* **DO THIS**: Find the lines of data that contain the string "华锡有色", then list them.

- - - - - - -

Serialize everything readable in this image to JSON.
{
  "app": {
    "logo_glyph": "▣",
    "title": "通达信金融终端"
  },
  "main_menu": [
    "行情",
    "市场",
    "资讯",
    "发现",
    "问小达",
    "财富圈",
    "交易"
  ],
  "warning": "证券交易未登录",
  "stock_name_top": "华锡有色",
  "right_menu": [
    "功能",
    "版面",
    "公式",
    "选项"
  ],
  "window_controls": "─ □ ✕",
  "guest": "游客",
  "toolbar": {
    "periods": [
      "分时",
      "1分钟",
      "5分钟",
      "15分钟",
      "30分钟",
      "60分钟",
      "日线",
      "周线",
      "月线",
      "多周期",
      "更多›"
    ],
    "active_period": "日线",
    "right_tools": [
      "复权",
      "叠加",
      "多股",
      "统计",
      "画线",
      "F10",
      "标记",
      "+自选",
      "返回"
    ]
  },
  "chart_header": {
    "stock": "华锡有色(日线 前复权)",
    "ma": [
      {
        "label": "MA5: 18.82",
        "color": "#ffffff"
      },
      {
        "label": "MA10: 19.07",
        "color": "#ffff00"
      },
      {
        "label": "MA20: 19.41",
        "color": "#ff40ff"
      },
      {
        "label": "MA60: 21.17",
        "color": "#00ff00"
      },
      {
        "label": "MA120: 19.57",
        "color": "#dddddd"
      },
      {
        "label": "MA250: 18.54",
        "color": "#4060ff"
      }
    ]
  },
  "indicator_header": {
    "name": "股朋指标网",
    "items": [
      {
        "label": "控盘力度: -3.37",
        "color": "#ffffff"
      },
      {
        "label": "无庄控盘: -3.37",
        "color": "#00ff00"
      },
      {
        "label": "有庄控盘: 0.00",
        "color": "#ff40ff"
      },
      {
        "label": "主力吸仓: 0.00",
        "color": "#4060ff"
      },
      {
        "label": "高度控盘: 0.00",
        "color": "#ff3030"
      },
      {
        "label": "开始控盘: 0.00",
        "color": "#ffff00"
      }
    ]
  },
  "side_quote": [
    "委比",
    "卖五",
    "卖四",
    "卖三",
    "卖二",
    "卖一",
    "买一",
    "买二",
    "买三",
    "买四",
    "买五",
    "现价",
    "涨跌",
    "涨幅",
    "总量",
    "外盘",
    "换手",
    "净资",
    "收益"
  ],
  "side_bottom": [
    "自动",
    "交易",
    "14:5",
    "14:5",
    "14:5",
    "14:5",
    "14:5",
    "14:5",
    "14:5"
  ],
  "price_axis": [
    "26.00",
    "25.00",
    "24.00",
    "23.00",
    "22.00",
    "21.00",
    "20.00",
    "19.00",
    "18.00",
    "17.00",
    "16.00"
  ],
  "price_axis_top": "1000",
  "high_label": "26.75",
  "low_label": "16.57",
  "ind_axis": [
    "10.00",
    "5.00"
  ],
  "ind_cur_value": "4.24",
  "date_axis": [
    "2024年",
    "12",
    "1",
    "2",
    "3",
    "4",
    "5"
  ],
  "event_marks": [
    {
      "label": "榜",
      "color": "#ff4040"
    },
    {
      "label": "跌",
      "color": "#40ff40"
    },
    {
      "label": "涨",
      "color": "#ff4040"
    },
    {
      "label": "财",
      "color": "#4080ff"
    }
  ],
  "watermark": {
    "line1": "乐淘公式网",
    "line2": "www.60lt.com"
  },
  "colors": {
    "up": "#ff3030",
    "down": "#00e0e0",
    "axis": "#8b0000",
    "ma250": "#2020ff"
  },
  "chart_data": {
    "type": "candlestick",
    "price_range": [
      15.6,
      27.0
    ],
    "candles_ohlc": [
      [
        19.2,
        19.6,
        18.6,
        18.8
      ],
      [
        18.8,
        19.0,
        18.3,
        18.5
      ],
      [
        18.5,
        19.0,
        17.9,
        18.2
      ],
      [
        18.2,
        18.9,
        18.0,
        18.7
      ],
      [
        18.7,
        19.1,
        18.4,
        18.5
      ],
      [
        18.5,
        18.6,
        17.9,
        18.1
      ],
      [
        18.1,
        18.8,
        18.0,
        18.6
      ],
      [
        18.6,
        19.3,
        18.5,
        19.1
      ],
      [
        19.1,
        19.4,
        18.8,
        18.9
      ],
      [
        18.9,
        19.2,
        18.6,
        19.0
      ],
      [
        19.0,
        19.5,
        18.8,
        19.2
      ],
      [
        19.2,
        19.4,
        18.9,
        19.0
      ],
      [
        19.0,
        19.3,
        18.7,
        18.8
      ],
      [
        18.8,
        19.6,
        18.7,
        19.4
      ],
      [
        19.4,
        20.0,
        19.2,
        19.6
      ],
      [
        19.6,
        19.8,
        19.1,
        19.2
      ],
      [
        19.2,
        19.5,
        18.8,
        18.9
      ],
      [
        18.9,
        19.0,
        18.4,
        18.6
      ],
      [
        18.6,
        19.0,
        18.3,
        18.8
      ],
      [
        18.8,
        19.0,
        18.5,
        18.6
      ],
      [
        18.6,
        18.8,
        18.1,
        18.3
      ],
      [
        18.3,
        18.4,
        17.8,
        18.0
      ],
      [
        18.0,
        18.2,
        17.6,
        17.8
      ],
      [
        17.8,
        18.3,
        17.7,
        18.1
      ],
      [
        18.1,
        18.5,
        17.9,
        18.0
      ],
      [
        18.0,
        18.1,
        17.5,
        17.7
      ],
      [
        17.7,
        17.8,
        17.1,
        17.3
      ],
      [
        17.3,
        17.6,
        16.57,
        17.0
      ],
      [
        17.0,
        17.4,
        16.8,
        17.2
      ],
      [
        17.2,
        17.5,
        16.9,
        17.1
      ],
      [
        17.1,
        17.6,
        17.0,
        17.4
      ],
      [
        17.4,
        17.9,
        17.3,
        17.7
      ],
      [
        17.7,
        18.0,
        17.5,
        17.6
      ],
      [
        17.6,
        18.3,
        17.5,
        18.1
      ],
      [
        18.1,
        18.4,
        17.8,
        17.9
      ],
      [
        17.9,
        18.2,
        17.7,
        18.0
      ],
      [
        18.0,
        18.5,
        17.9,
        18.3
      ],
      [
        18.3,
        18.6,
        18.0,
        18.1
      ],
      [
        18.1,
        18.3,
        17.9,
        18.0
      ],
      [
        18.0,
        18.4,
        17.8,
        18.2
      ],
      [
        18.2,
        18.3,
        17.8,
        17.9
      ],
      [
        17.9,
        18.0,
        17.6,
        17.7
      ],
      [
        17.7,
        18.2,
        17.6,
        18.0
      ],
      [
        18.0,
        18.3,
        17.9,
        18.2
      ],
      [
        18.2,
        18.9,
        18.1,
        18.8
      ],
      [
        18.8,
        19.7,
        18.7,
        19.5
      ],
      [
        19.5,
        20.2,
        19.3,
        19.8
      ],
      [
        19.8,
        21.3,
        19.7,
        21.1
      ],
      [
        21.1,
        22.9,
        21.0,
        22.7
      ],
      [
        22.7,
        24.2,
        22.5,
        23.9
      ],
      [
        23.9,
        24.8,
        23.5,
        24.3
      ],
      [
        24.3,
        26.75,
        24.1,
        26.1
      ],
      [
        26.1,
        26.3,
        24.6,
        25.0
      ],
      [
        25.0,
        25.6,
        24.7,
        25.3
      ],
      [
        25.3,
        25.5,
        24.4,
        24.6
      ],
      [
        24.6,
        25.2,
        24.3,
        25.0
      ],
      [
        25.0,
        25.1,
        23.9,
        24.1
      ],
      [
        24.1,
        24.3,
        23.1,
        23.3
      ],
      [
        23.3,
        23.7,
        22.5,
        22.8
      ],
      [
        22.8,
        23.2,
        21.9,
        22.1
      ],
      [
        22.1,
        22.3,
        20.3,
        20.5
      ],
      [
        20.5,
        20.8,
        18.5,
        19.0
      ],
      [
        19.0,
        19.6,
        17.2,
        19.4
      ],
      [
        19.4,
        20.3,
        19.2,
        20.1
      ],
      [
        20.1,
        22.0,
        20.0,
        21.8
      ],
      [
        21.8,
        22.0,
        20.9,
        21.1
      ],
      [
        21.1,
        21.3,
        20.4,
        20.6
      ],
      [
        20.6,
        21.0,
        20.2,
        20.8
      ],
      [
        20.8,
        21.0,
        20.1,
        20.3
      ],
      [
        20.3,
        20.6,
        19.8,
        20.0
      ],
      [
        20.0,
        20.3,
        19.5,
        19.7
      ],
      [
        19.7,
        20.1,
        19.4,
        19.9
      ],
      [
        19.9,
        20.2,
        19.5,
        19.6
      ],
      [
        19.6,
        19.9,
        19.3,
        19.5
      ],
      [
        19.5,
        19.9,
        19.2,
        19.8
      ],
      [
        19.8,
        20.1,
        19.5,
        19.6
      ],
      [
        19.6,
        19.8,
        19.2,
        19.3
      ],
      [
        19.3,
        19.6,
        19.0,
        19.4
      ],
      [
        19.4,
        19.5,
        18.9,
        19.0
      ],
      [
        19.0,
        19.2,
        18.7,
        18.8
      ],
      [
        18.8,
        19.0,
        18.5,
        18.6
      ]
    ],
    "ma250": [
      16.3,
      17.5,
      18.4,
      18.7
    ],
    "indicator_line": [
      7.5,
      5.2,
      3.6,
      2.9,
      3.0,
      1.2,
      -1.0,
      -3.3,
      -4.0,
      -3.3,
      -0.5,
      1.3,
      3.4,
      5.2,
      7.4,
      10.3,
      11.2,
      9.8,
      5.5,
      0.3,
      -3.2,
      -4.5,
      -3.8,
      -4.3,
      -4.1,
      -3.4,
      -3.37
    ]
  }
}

- - - - - - -

* **PROBLEM SOLUTION**:
  "stock_name_top": "华锡有色",
    "stock": "华锡有色(日线 前复权)",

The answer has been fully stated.